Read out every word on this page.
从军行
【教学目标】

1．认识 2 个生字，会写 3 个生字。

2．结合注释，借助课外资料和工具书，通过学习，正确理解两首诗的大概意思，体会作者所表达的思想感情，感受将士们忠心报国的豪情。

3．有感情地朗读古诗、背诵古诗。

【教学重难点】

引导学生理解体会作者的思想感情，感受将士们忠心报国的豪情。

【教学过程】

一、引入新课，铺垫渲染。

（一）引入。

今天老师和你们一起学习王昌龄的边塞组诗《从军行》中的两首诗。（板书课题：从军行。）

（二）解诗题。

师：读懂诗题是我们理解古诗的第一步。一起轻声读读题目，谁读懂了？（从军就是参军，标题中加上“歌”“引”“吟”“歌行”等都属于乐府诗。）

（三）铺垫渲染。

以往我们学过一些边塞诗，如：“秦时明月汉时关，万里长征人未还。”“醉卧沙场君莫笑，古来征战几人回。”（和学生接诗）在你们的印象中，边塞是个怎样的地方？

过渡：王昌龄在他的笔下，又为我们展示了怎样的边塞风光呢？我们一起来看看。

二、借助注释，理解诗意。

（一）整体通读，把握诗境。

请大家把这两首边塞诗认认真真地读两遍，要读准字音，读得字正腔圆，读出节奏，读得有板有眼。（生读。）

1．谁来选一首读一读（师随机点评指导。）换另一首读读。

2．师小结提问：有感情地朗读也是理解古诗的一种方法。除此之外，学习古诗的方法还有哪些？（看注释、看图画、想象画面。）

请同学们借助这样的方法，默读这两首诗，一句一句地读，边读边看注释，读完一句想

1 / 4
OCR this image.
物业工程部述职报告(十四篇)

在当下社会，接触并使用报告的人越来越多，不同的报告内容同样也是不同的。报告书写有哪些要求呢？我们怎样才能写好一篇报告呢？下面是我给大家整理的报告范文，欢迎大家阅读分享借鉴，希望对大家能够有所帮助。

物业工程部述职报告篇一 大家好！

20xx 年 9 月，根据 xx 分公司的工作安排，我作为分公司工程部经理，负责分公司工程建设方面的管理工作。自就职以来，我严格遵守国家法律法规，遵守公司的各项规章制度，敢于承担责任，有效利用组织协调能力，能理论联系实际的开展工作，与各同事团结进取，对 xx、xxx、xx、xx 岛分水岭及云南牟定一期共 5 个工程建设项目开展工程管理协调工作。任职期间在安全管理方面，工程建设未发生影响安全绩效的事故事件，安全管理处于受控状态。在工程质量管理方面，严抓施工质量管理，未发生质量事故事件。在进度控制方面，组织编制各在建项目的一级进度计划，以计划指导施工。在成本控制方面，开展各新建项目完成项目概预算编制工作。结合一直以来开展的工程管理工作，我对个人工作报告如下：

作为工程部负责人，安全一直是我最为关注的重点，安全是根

(Brief) Your task is to quote all of the data word for word.

(Response)
Read out every word on this page.
从军行
【教学目标】

1．认识 2 个生字，会写 3 个生字。

2．结合注释，借助课外资料和工具书，通过学习，正确理解两首诗的大概意思，体会作者所表达的思想感情，感受将士们忠心报国的豪情。

3．有感情地朗读古诗、背诵古诗。

【教学重难点】

引导学生理解体会作者的思想感情，感受将士们忠心报国的豪情。

【教学过程】

一、引入新课，铺垫渲染。

（一）引入。

今天老师和你们一起学习王昌龄的边塞组诗《从军行》中的两首诗。（板书课题：从军行。）

（二）解诗题。

师：读懂诗题是我们理解古诗的第一步。一起轻声读读题目，谁读懂了？（从军就是参军，标题中加上“歌”“引”“吟”“歌行”等都属于乐府诗。）

（三）铺垫渲染。

以往我们学过一些边塞诗，如：“秦时明月汉时关，万里长征人未还。”“醉卧沙场君莫笑，古来征战几人回。”（和学生接诗）在你们的印象中，边塞是个怎样的地方？

过渡：王昌龄在他的笔下，又为我们展示了怎样的边塞风光呢？我们一起来看看。

二、借助注释，理解诗意。

（一）整体通读，把握诗境。

请大家把这两首边塞诗认认真真地读两遍，要读准字音，读得字正腔圆，读出节奏，读得有板有眼。（生读。）

1．谁来选一首读一读（师随机点评指导。）换另一首读读。

2．师小结提问：有感情地朗读也是理解古诗的一种方法。除此之外，学习古诗的方法还有哪些？（看注释、看图画、想象画面。）

请同学们借助这样的方法，默读这两首诗，一句一句地读，边读边看注释，读完一句想

1 / 4
OCR this image.
物业工程部述职报告(十四篇)

在当下社会，接触并使用报告的人越来越多，不同的报告内容同样也是不同的。报告书写有哪些要求呢？我们怎样才能写好一篇报告呢？下面是我给大家整理的报告范文，欢迎大家阅读分享借鉴，希望对大家能够有所帮助。

物业工程部述职报告篇一 大家好！

20xx 年 9 月，根据 xx 分公司的工作安排，我作为分公司工程部经理，负责分公司工程建设方面的管理工作。自就职以来，我严格遵守国家法律法规，遵守公司的各项规章制度，敢于承担责任，有效利用组织协调能力，能理论联系实际的开展工作，与各同事团结进取，对 xx、xxx、xx、xx 岛分水岭及云南牟定一期共 5 个工程建设项目开展工程管理协调工作。任职期间在安全管理方面，工程建设未发生影响安全绩效的事故事件，安全管理处于受控状态。在工程质量管理方面，严抓施工质量管理，未发生质量事故事件。在进度控制方面，组织编制各在建项目的一级进度计划，以计划指导施工。在成本控制方面，开展各新建项目完成项目概预算编制工作。结合一直以来开展的工程管理工作，我对个人工作报告如下：

作为工程部负责人，安全一直是我最为关注的重点，安全是根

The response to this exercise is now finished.